EXERCISE DETAILS ->
Where a line of the listing below includes the word "chính", reproduce that line.

RAW DATA ->

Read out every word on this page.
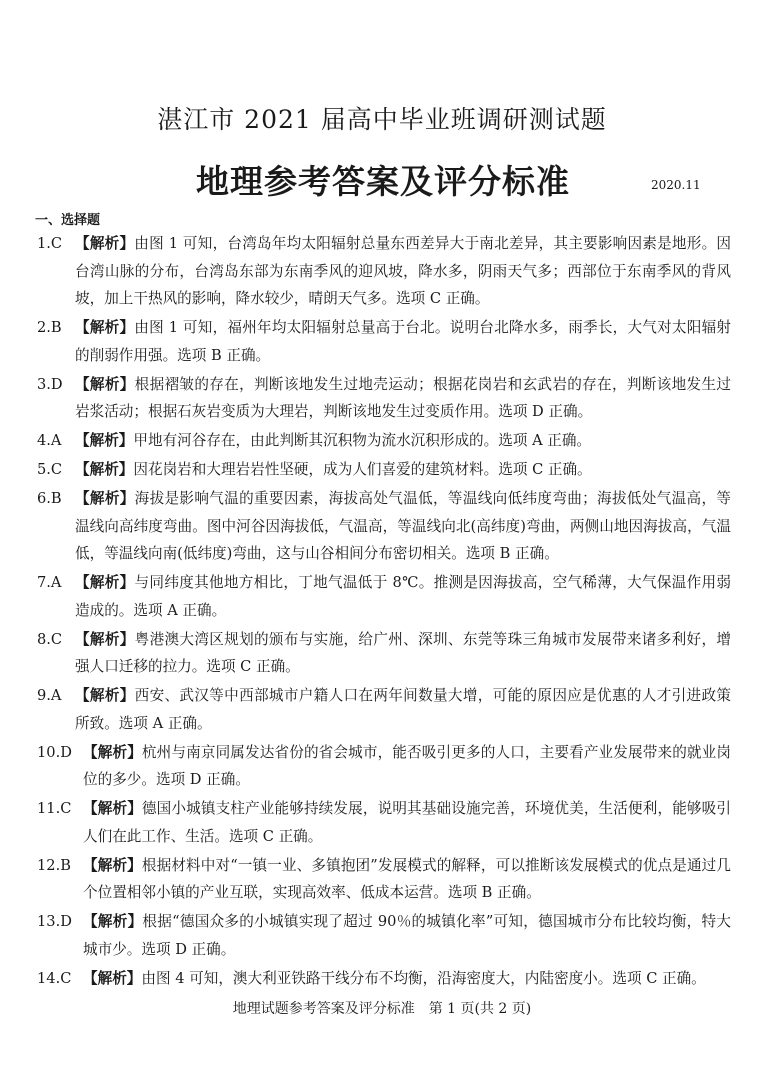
湛江市 2021 届高中毕业班调研测试题
地理参考答案及评分标准	2020.11
一、选择题
1.C 【解析】由图 1 可知，台湾岛年均太阳辐射总量东西差异大于南北差异，其主要影响因素是地形。因台湾山脉的分布，台湾岛东部为东南季风的迎风坡，降水多，阴雨天气多；西部位于东南季风的背风坡，加上干热风的影响，降水较少，晴朗天气多。选项 C 正确。
2.B 【解析】由图 1 可知，福州年均太阳辐射总量高于台北。说明台北降水多，雨季长，大气对太阳辐射的削弱作用强。选项 B 正确。
3.D 【解析】根据褶皱的存在，判断该地发生过地壳运动；根据花岗岩和玄武岩的存在，判断该地发生过岩浆活动；根据石灰岩变质为大理岩，判断该地发生过变质作用。选项 D 正确。
4.A 【解析】甲地有河谷存在，由此判断其沉积物为流水沉积形成的。选项 A 正确。
5.C 【解析】因花岗岩和大理岩岩性坚硬，成为人们喜爱的建筑材料。选项 C 正确。
6.B 【解析】海拔是影响气温的重要因素，海拔高处气温低，等温线向低纬度弯曲；海拔低处气温高，等温线向高纬度弯曲。图中河谷因海拔低，气温高，等温线向北(高纬度)弯曲，两侧山地因海拔高，气温低，等温线向南(低纬度)弯曲，这与山谷相间分布密切相关。选项 B 正确。
7.A 【解析】与同纬度其他地方相比，丁地气温低于 8℃。推测是因海拔高，空气稀薄，大气保温作用弱造成的。选项 A 正确。
8.C 【解析】粤港澳大湾区规划的颁布与实施，给广州、深圳、东莞等珠三角城市发展带来诸多利好，增强人口迁移的拉力。选项 C 正确。
9.A 【解析】西安、武汉等中西部城市户籍人口在两年间数量大增，可能的原因应是优惠的人才引进政策所致。选项 A 正确。
10.D 【解析】杭州与南京同属发达省份的省会城市，能否吸引更多的人口，主要看产业发展带来的就业岗位的多少。选项 D 正确。
11.C 【解析】德国小城镇支柱产业能够持续发展，说明其基础设施完善，环境优美，生活便利，能够吸引人们在此工作、生活。选项 C 正确。
12.B 【解析】根据材料中对“一镇一业、多镇抱团”发展模式的解释，可以推断该发展模式的优点是通过几个位置相邻小镇的产业互联，实现高效率、低成本运营。选项 B 正确。
13.D 【解析】根据“德国众多的小城镇实现了超过 90％的城镇化率”可知，德国城市分布比较均衡，特大城市少。选项 D 正确。
14.C 【解析】由图 4 可知，澳大利亚铁路干线分布不均衡，沿海密度大，内陆密度小。选项 C 正确。
地理试题参考答案及评分标准　第 1 页(共 2 页)
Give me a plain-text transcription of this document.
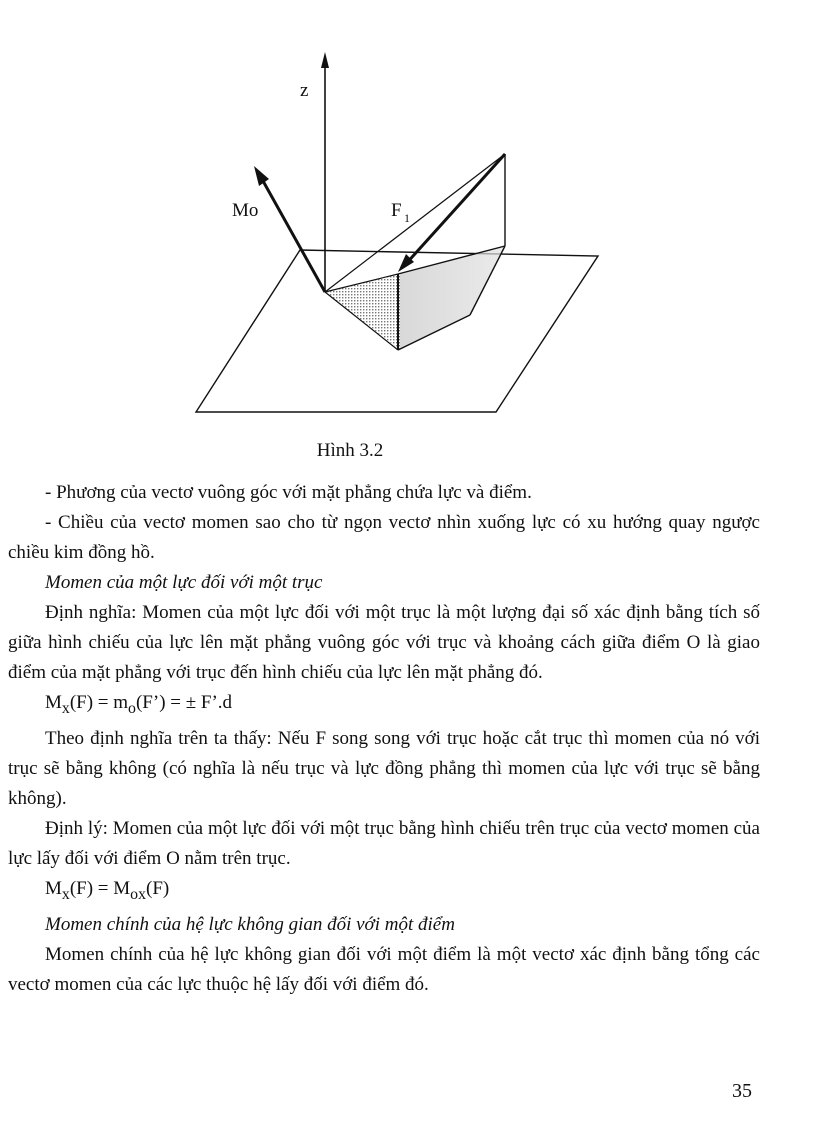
z
Mo	F 1
Hình 3.2

- Phương của vectơ vuông góc với mặt phẳng chứa lực và điểm.

- Chiều của vectơ momen sao cho từ ngọn vectơ nhìn xuống lực có xu hướng quay ngược chiều kim đồng hồ.

Momen của một lực đối với một trục

Định nghĩa: Momen của một lực đối với một trục là một lượng đại số xác định bằng tích số giữa hình chiếu của lực lên mặt phẳng vuông góc với trục và khoảng cách giữa điểm O là giao điểm của mặt phẳng với trục đến hình chiếu của lực lên mặt phẳng đó.

$M_x(F)$ = $m_o(F’)$ = ± F’.d

Theo định nghĩa trên ta thấy: Nếu F song song với trục hoặc cắt trục thì momen của nó với trục sẽ bằng không (có nghĩa là nếu trục và lực đồng phẳng thì momen của lực với trục sẽ bằng không).

Định lý: Momen của một lực đối với một trục bằng hình chiếu trên trục của vectơ momen của lực lấy đối với điểm O nằm trên trục.

$M_x(F) = M_{ox}(F)$

Momen chính của hệ lực không gian đối với một điểm

Momen chính của hệ lực không gian đối với một điểm là một vectơ xác định bằng tổng các vectơ momen của các lực thuộc hệ lấy đối với điểm đó.

35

RESULT ->
Momen chính của hệ lực không gian đối với một điểm
Momen chính của hệ lực không gian đối với một điểm là một vectơ xác định bằng tổng các vectơ momen của các lực thuộc hệ lấy đối với điểm đó.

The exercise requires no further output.